TASK GOAL: Would you transcribe the whole listing exactly, minus its pictures?

━━ DATA RECORDS

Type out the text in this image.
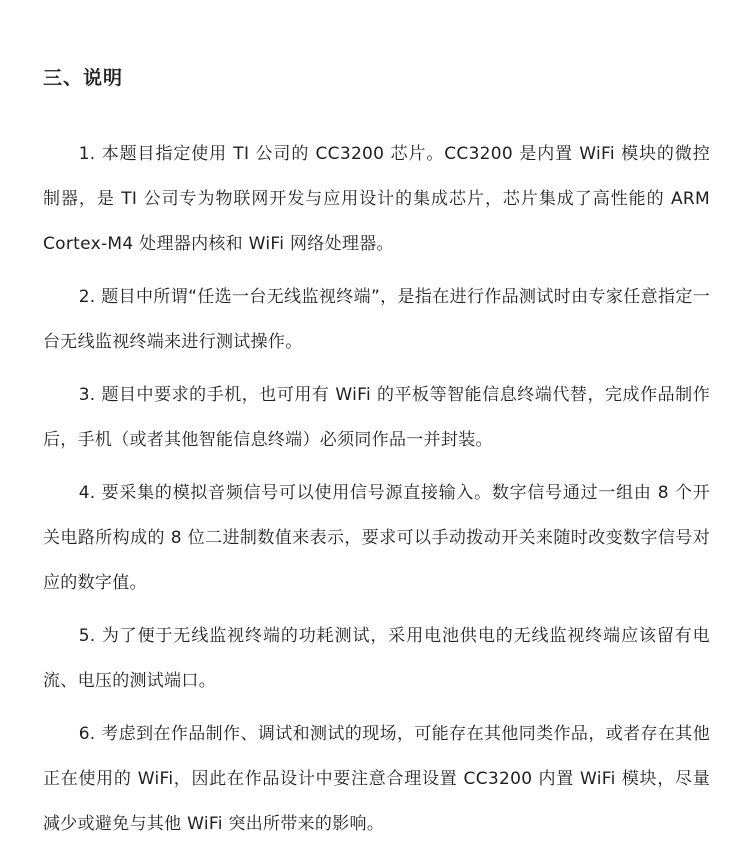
三、说明

1. 本题目指定使用 TI 公司的 CC3200 芯片。CC3200 是内置 WiFi 模块的微控制器，是 TI 公司专为物联网开发与应用设计的集成芯片，芯片集成了高性能的 ARM Cortex-M4 处理器内核和 WiFi 网络处理器。

2. 题目中所谓“任选一台无线监视终端”，是指在进行作品测试时由专家任意指定一台无线监视终端来进行测试操作。

3. 题目中要求的手机，也可用有 WiFi 的平板等智能信息终端代替，完成作品制作后，手机（或者其他智能信息终端）必须同作品一并封装。

4. 要采集的模拟音频信号可以使用信号源直接输入。数字信号通过一组由 8 个开关电路所构成的 8 位二进制数值来表示，要求可以手动拨动开关来随时改变数字信号对应的数字值。

5. 为了便于无线监视终端的功耗测试，采用电池供电的无线监视终端应该留有电流、电压的测试端口。

6. 考虑到在作品制作、调试和测试的现场，可能存在其他同类作品，或者存在其他正在使用的 WiFi，因此在作品设计中要注意合理设置 CC3200 内置 WiFi 模块，尽量减少或避免与其他 WiFi 突出所带来的影响。
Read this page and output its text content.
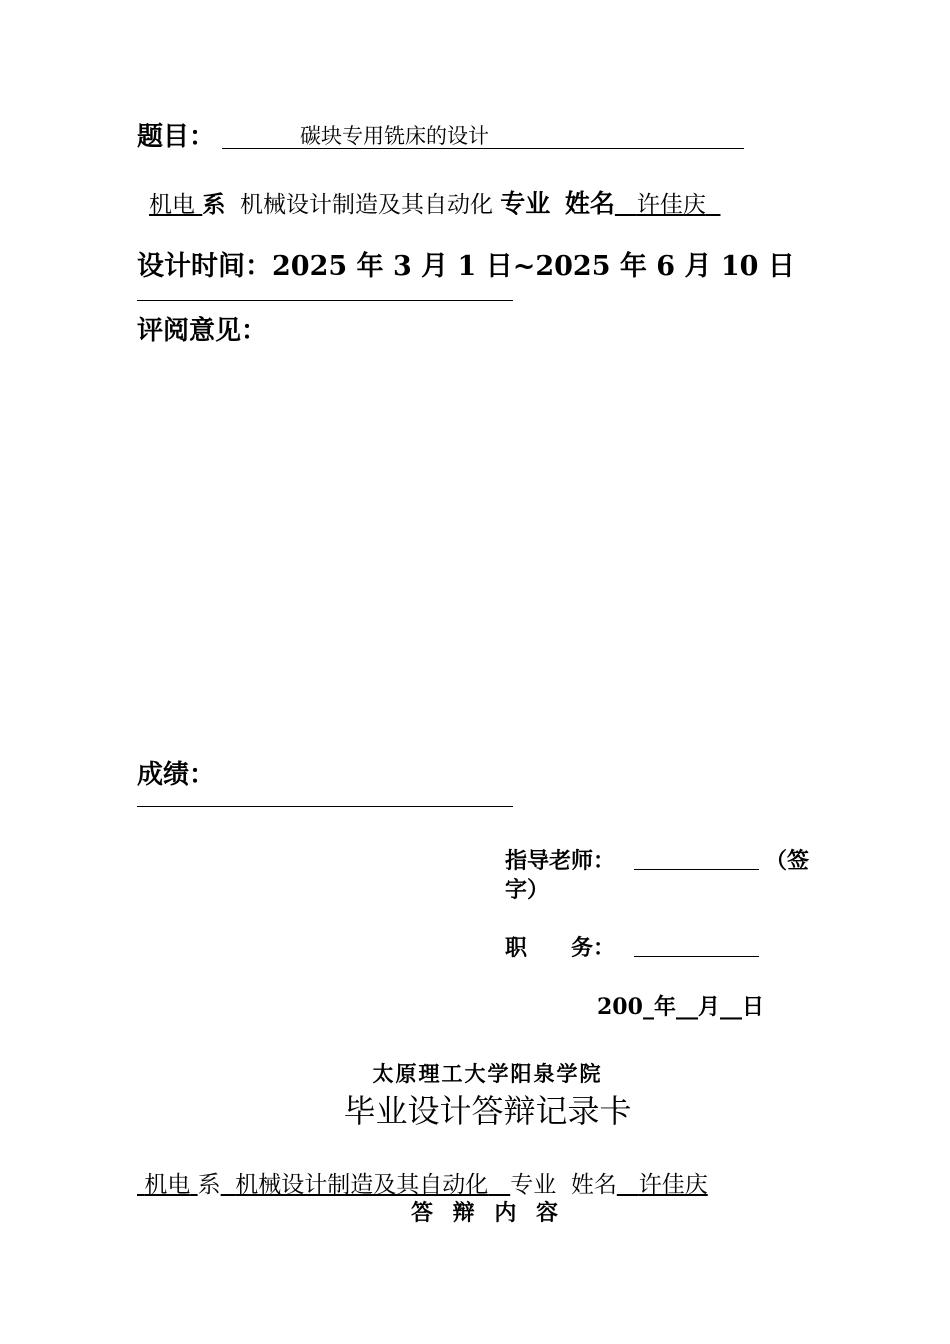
题目：	碳块专用铣床的设计
机电 系 机械设计制造及其自动化 专业 姓名 许佳庆
设计时间：2025 年 3 月 1 日~2025 年 6 月 10 日
评阅意见：
成绩：
指导老师：	（签
字）
职　　务：
200_年__月__日
太原理工大学阳泉学院
毕业设计答辩记录卡
机电 系 机械设计制造及其自动化 专业 姓名 许佳庆
答 辩 内 容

━━━━

RESPONSE:
Type out the text in this image.
三、说明

1. 本题目指定使用 TI 公司的 CC3200 芯片。CC3200 是内置 WiFi 模块的微控制器，是 TI 公司专为物联网开发与应用设计的集成芯片，芯片集成了高性能的 ARM Cortex-M4 处理器内核和 WiFi 网络处理器。

2. 题目中所谓“任选一台无线监视终端”，是指在进行作品测试时由专家任意指定一台无线监视终端来进行测试操作。

3. 题目中要求的手机，也可用有 WiFi 的平板等智能信息终端代替，完成作品制作后，手机（或者其他智能信息终端）必须同作品一并封装。

4. 要采集的模拟音频信号可以使用信号源直接输入。数字信号通过一组由 8 个开关电路所构成的 8 位二进制数值来表示，要求可以手动拨动开关来随时改变数字信号对应的数字值。

5. 为了便于无线监视终端的功耗测试，采用电池供电的无线监视终端应该留有电流、电压的测试端口。

6. 考虑到在作品制作、调试和测试的现场，可能存在其他同类作品，或者存在其他正在使用的 WiFi，因此在作品设计中要注意合理设置 CC3200 内置 WiFi 模块，尽量减少或避免与其他 WiFi 突出所带来的影响。
Read this page and output its text content.
题目：	碳块专用铣床的设计
机电 系 机械设计制造及其自动化 专业 姓名 许佳庆
设计时间：2025 年 3 月 1 日~2025 年 6 月 10 日
评阅意见：
成绩：
指导老师：	（签
字）
职　　务：
200_年__月__日
太原理工大学阳泉学院
毕业设计答辩记录卡
机电 系 机械设计制造及其自动化 专业 姓名 许佳庆
答 辩 内 容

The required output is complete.